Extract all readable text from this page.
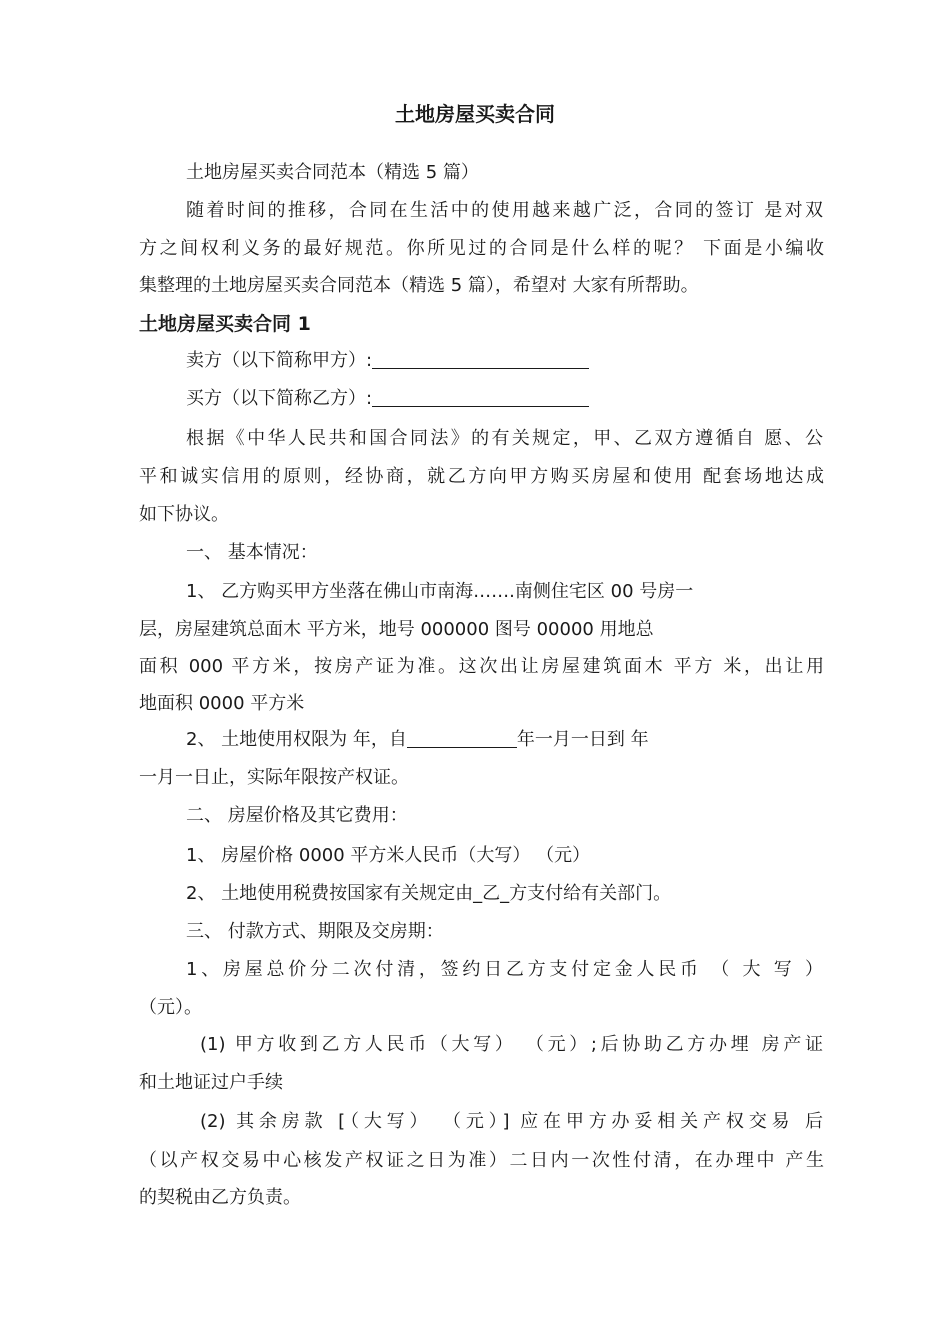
土地房屋买卖合同
土地房屋买卖合同范本（精选 5 篇）
随着时间的推移，合同在生活中的使用越来越广泛，合同的签订 是对双
方之间权利义务的最好规范。你所见过的合同是什么样的呢？ 下面是小编收
集整理的土地房屋买卖合同范本（精选 5 篇），希望对 大家有所帮助。
土地房屋买卖合同 1
卖方（以下简称甲方）:
买方（以下简称乙方）:
根据《中华人民共和国合同法》的有关规定，甲、乙双方遵循自 愿、公
平和诚实信用的原则，经协商，就乙方向甲方购买房屋和使用 配套场地达成
如下协议。
一、 基本情况：
1、 乙方购买甲方坐落在佛山市南海…….南侧住宅区 00 号房一
层，房屋建筑总面木 平方米，地号 000000 图号 00000 用地总
面积 000 平方米，按房产证为准。这次出让房屋建筑面木 平方 米，出让用
地面积 0000 平方米
2、 土地使用权限为 年，自	年一月一日到 年
一月一日止，实际年限按产权证。
二、 房屋价格及其它费用：
1、 房屋价格 0000 平方米人民币（大写） （元）
2、 土地使用税费按国家有关规定由_乙_方支付给有关部门。
三、 付款方式、期限及交房期：
1、房屋总价分二次付清，签约日乙方支付定金人民币 （ 大 写 ）
（元）。
(1) 甲方收到乙方人民币（大写） （元）;后协助乙方办埋 房产证
和土地证过户手续
(2) 其余房款 [（大写） （元）] 应在甲方办妥相关产权交易 后
（以产权交易中心核发产权证之日为准）二日内一次性付清，在办理中 产生
的契税由乙方负责。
^^^^
■ Instruction ■
Without including any pictures, reproduce the listing exactly.

■ Solution for this task ■
Extract all readable text from this page.
土地房屋买卖合同
土地房屋买卖合同范本（精选 5 篇）
随着时间的推移，合同在生活中的使用越来越广泛，合同的签订 是对双
方之间权利义务的最好规范。你所见过的合同是什么样的呢？ 下面是小编收
集整理的土地房屋买卖合同范本（精选 5 篇），希望对 大家有所帮助。
土地房屋买卖合同 1
卖方（以下简称甲方）:
买方（以下简称乙方）:
根据《中华人民共和国合同法》的有关规定，甲、乙双方遵循自 愿、公
平和诚实信用的原则，经协商，就乙方向甲方购买房屋和使用 配套场地达成
如下协议。
一、 基本情况：
1、 乙方购买甲方坐落在佛山市南海…….南侧住宅区 00 号房一
层，房屋建筑总面木 平方米，地号 000000 图号 00000 用地总
面积 000 平方米，按房产证为准。这次出让房屋建筑面木 平方 米，出让用
地面积 0000 平方米
2、 土地使用权限为 年，自	年一月一日到 年
一月一日止，实际年限按产权证。
二、 房屋价格及其它费用：
1、 房屋价格 0000 平方米人民币（大写） （元）
2、 土地使用税费按国家有关规定由_乙_方支付给有关部门。
三、 付款方式、期限及交房期：
1、房屋总价分二次付清，签约日乙方支付定金人民币 （ 大 写 ）
（元）。
(1) 甲方收到乙方人民币（大写） （元）;后协助乙方办埋 房产证
和土地证过户手续
(2) 其余房款 [（大写） （元）] 应在甲方办妥相关产权交易 后
（以产权交易中心核发产权证之日为准）二日内一次性付清，在办理中 产生
的契税由乙方负责。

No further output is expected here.